Your instructions: Repeat every line of the listing below exactly, minus the pictures.

Input data:
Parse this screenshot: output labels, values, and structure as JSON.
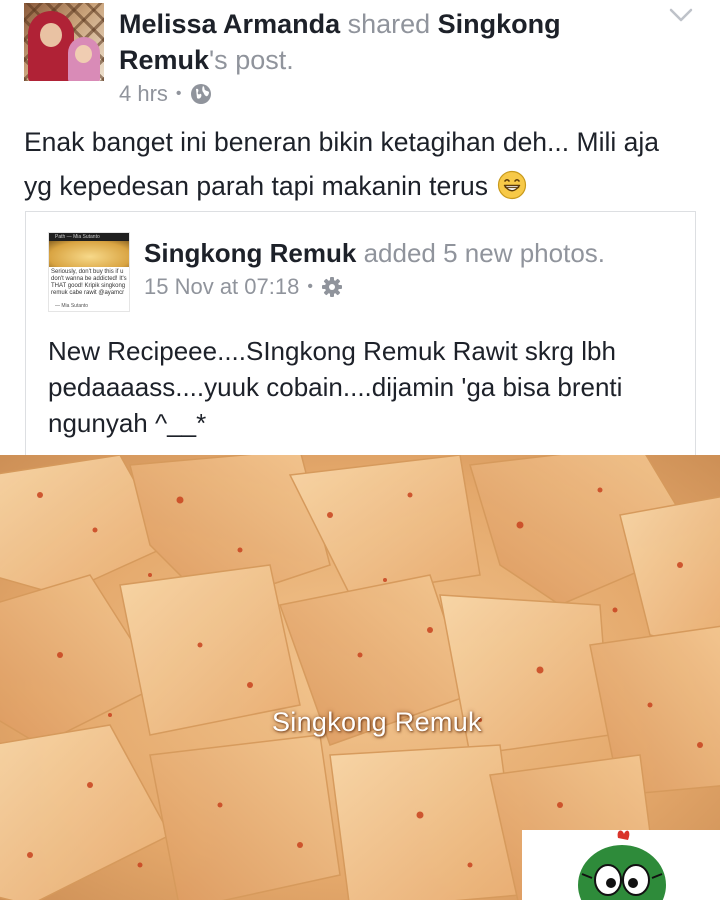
{
  "header": {
    "sharer_name": "Melissa Armanda",
    "shared_word": " shared ",
    "page_name": "Singkong",
    "page_name_line2": "Remuk",
    "post_suffix": "'s post.",
    "time": "4 hrs",
    "separator": "•",
    "privacy_icon": "globe-icon",
    "menu_icon": "chevron-down-icon"
  },
  "post": {
    "text_line1": "Enak banget ini beneran bikin ketagihan deh... Mili aja",
    "text_line2": "yg kepedesan parah tapi makanin terus",
    "emoji": "grinning-face-icon"
  },
  "shared_post": {
    "thumbnail": {
      "bar_text": "Path — Mia Sutanto",
      "caption": "Seriously, don't buy this if u don't wanna be addicted! It's THAT good! Kripik singkong remuk cabe rawit @ayamcr",
      "signature": "— Mia Sutanto"
    },
    "page_name": "Singkong Remuk",
    "action": " added 5 new photos.",
    "date": "15 Nov at 07:18",
    "separator": "•",
    "audience_icon": "gear-icon",
    "text_line1": "New Recipeee....SIngkong Remuk Rawit skrg lbh",
    "text_line2": "pedaaaass....yuuk cobain....dijamin 'ga bisa brenti",
    "text_line3": "ngunyah ^__*"
  },
  "photo": {
    "watermark": "Singkong Remuk",
    "colors": {
      "base": "#e9b27a",
      "chip_light": "#f6cf9c",
      "chip_mid": "#eeb57c",
      "chili": "#c8431f"
    }
  }
}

Finished answer:
Parse this screenshot: output labels, values, and structure as JSON.
{
  "header": {
    "sharer_name": "Melissa Armanda",
    "shared_word": " shared ",
    "page_name": "Singkong",
    "page_name_line2": "Remuk",
    "post_suffix": "'s post.",
    "time": "4 hrs",
    "separator": "•",
    "privacy_icon": "globe-icon",
    "menu_icon": "chevron-down-icon"
  },
  "post": {
    "text_line1": "Enak banget ini beneran bikin ketagihan deh... Mili aja",
    "text_line2": "yg kepedesan parah tapi makanin terus",
    "emoji": "grinning-face-icon"
  },
  "shared_post": {
    "thumbnail": {
      "bar_text": "Path — Mia Sutanto",
      "caption": "Seriously, don't buy this if u don't wanna be addicted! It's THAT good! Kripik singkong remuk cabe rawit @ayamcr",
      "signature": "— Mia Sutanto"
    },
    "page_name": "Singkong Remuk",
    "action": " added 5 new photos.",
    "date": "15 Nov at 07:18",
    "separator": "•",
    "audience_icon": "gear-icon",
    "text_line1": "New Recipeee....SIngkong Remuk Rawit skrg lbh",
    "text_line2": "pedaaaass....yuuk cobain....dijamin 'ga bisa brenti",
    "text_line3": "ngunyah ^__*"
  },
  "photo": {
    "watermark": "Singkong Remuk",
    "colors": {
      "base": "#e9b27a",
      "chip_light": "#f6cf9c",
      "chip_mid": "#eeb57c",
      "chili": "#c8431f"
    }
  }
}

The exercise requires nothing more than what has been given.